* _Requirement_: Print the entries below in their entirety, exactly as they are written.

* _Given entries_:
++++++++++

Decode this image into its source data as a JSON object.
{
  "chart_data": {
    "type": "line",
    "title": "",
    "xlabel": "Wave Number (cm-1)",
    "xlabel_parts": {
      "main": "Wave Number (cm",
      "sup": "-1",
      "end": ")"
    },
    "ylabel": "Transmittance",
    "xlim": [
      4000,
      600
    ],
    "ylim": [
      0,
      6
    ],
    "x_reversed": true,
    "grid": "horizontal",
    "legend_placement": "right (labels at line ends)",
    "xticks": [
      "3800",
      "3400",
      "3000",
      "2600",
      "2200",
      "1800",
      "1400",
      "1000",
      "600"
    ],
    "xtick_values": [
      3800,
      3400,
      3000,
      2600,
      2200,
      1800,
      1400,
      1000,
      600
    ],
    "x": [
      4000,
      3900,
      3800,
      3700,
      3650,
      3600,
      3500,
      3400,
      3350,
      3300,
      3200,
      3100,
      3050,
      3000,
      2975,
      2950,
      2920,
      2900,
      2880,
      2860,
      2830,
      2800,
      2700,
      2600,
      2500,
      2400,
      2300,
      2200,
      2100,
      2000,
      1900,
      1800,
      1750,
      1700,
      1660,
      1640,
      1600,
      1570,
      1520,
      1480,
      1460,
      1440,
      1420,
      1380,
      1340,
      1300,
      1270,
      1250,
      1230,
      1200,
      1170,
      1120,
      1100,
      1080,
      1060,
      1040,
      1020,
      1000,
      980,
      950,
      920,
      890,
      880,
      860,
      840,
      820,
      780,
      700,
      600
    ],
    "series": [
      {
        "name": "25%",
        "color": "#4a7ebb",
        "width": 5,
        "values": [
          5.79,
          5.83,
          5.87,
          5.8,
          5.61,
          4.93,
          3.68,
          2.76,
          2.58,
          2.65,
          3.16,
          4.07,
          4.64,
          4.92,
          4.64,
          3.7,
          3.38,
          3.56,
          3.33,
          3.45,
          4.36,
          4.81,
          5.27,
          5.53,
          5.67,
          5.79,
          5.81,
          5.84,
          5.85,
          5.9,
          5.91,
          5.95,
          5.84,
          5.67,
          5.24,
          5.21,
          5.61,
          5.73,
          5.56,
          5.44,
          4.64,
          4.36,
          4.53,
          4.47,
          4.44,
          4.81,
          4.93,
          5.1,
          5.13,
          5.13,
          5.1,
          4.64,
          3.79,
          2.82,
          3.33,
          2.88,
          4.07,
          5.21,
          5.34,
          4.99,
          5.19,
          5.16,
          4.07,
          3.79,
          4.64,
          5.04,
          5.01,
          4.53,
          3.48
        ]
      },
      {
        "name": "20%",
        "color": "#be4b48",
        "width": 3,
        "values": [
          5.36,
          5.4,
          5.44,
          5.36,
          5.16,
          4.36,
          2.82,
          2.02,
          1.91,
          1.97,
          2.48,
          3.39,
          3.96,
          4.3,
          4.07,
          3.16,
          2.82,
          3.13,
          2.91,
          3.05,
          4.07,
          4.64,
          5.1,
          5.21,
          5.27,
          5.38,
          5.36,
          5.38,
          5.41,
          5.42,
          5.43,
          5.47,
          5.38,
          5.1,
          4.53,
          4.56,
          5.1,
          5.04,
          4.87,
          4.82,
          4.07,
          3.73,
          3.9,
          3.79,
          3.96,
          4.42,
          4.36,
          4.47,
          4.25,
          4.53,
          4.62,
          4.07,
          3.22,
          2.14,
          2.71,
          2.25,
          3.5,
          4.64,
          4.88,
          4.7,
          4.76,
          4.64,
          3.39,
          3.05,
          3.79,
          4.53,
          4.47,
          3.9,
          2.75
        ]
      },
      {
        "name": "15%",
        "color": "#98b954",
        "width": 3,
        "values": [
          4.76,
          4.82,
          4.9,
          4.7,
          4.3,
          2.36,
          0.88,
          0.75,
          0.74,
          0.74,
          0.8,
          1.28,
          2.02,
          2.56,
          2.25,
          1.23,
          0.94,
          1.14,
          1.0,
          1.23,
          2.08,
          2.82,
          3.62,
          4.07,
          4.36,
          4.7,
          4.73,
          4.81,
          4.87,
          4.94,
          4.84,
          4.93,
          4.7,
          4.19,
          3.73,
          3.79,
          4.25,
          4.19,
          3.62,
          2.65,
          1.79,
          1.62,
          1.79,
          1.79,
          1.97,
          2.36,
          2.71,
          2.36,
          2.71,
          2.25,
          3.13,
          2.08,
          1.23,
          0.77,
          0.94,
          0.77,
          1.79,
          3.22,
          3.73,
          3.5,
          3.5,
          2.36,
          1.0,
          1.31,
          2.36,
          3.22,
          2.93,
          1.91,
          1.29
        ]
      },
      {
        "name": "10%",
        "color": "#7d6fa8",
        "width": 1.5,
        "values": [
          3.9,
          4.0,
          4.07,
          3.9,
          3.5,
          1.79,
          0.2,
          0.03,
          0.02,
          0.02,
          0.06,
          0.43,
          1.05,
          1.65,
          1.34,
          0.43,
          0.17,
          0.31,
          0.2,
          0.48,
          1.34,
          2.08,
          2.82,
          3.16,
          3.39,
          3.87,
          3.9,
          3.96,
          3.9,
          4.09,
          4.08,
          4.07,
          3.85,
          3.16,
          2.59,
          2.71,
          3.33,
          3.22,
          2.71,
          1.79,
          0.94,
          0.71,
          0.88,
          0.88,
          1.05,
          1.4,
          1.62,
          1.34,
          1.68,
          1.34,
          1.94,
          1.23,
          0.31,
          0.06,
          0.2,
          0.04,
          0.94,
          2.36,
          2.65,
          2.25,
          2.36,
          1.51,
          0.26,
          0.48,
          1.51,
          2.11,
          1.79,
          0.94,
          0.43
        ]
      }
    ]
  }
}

++++++++++

* _Solution to this task_:
Decode this image into its source data as a JSON object.
{
  "chart_data": {
    "type": "line",
    "title": "",
    "xlabel": "Wave Number (cm-1)",
    "xlabel_parts": {
      "main": "Wave Number (cm",
      "sup": "-1",
      "end": ")"
    },
    "ylabel": "Transmittance",
    "xlim": [
      4000,
      600
    ],
    "ylim": [
      0,
      6
    ],
    "x_reversed": true,
    "grid": "horizontal",
    "legend_placement": "right (labels at line ends)",
    "xticks": [
      "3800",
      "3400",
      "3000",
      "2600",
      "2200",
      "1800",
      "1400",
      "1000",
      "600"
    ],
    "xtick_values": [
      3800,
      3400,
      3000,
      2600,
      2200,
      1800,
      1400,
      1000,
      600
    ],
    "x": [
      4000,
      3900,
      3800,
      3700,
      3650,
      3600,
      3500,
      3400,
      3350,
      3300,
      3200,
      3100,
      3050,
      3000,
      2975,
      2950,
      2920,
      2900,
      2880,
      2860,
      2830,
      2800,
      2700,
      2600,
      2500,
      2400,
      2300,
      2200,
      2100,
      2000,
      1900,
      1800,
      1750,
      1700,
      1660,
      1640,
      1600,
      1570,
      1520,
      1480,
      1460,
      1440,
      1420,
      1380,
      1340,
      1300,
      1270,
      1250,
      1230,
      1200,
      1170,
      1120,
      1100,
      1080,
      1060,
      1040,
      1020,
      1000,
      980,
      950,
      920,
      890,
      880,
      860,
      840,
      820,
      780,
      700,
      600
    ],
    "series": [
      {
        "name": "25%",
        "color": "#4a7ebb",
        "width": 5,
        "values": [
          5.79,
          5.83,
          5.87,
          5.8,
          5.61,
          4.93,
          3.68,
          2.76,
          2.58,
          2.65,
          3.16,
          4.07,
          4.64,
          4.92,
          4.64,
          3.7,
          3.38,
          3.56,
          3.33,
          3.45,
          4.36,
          4.81,
          5.27,
          5.53,
          5.67,
          5.79,
          5.81,
          5.84,
          5.85,
          5.9,
          5.91,
          5.95,
          5.84,
          5.67,
          5.24,
          5.21,
          5.61,
          5.73,
          5.56,
          5.44,
          4.64,
          4.36,
          4.53,
          4.47,
          4.44,
          4.81,
          4.93,
          5.1,
          5.13,
          5.13,
          5.1,
          4.64,
          3.79,
          2.82,
          3.33,
          2.88,
          4.07,
          5.21,
          5.34,
          4.99,
          5.19,
          5.16,
          4.07,
          3.79,
          4.64,
          5.04,
          5.01,
          4.53,
          3.48
        ]
      },
      {
        "name": "20%",
        "color": "#be4b48",
        "width": 3,
        "values": [
          5.36,
          5.4,
          5.44,
          5.36,
          5.16,
          4.36,
          2.82,
          2.02,
          1.91,
          1.97,
          2.48,
          3.39,
          3.96,
          4.3,
          4.07,
          3.16,
          2.82,
          3.13,
          2.91,
          3.05,
          4.07,
          4.64,
          5.1,
          5.21,
          5.27,
          5.38,
          5.36,
          5.38,
          5.41,
          5.42,
          5.43,
          5.47,
          5.38,
          5.1,
          4.53,
          4.56,
          5.1,
          5.04,
          4.87,
          4.82,
          4.07,
          3.73,
          3.9,
          3.79,
          3.96,
          4.42,
          4.36,
          4.47,
          4.25,
          4.53,
          4.62,
          4.07,
          3.22,
          2.14,
          2.71,
          2.25,
          3.5,
          4.64,
          4.88,
          4.7,
          4.76,
          4.64,
          3.39,
          3.05,
          3.79,
          4.53,
          4.47,
          3.9,
          2.75
        ]
      },
      {
        "name": "15%",
        "color": "#98b954",
        "width": 3,
        "values": [
          4.76,
          4.82,
          4.9,
          4.7,
          4.3,
          2.36,
          0.88,
          0.75,
          0.74,
          0.74,
          0.8,
          1.28,
          2.02,
          2.56,
          2.25,
          1.23,
          0.94,
          1.14,
          1.0,
          1.23,
          2.08,
          2.82,
          3.62,
          4.07,
          4.36,
          4.7,
          4.73,
          4.81,
          4.87,
          4.94,
          4.84,
          4.93,
          4.7,
          4.19,
          3.73,
          3.79,
          4.25,
          4.19,
          3.62,
          2.65,
          1.79,
          1.62,
          1.79,
          1.79,
          1.97,
          2.36,
          2.71,
          2.36,
          2.71,
          2.25,
          3.13,
          2.08,
          1.23,
          0.77,
          0.94,
          0.77,
          1.79,
          3.22,
          3.73,
          3.5,
          3.5,
          2.36,
          1.0,
          1.31,
          2.36,
          3.22,
          2.93,
          1.91,
          1.29
        ]
      },
      {
        "name": "10%",
        "color": "#7d6fa8",
        "width": 1.5,
        "values": [
          3.9,
          4.0,
          4.07,
          3.9,
          3.5,
          1.79,
          0.2,
          0.03,
          0.02,
          0.02,
          0.06,
          0.43,
          1.05,
          1.65,
          1.34,
          0.43,
          0.17,
          0.31,
          0.2,
          0.48,
          1.34,
          2.08,
          2.82,
          3.16,
          3.39,
          3.87,
          3.9,
          3.96,
          3.9,
          4.09,
          4.08,
          4.07,
          3.85,
          3.16,
          2.59,
          2.71,
          3.33,
          3.22,
          2.71,
          1.79,
          0.94,
          0.71,
          0.88,
          0.88,
          1.05,
          1.4,
          1.62,
          1.34,
          1.68,
          1.34,
          1.94,
          1.23,
          0.31,
          0.06,
          0.2,
          0.04,
          0.94,
          2.36,
          2.65,
          2.25,
          2.36,
          1.51,
          0.26,
          0.48,
          1.51,
          2.11,
          1.79,
          0.94,
          0.43
        ]
      }
    ]
  }
}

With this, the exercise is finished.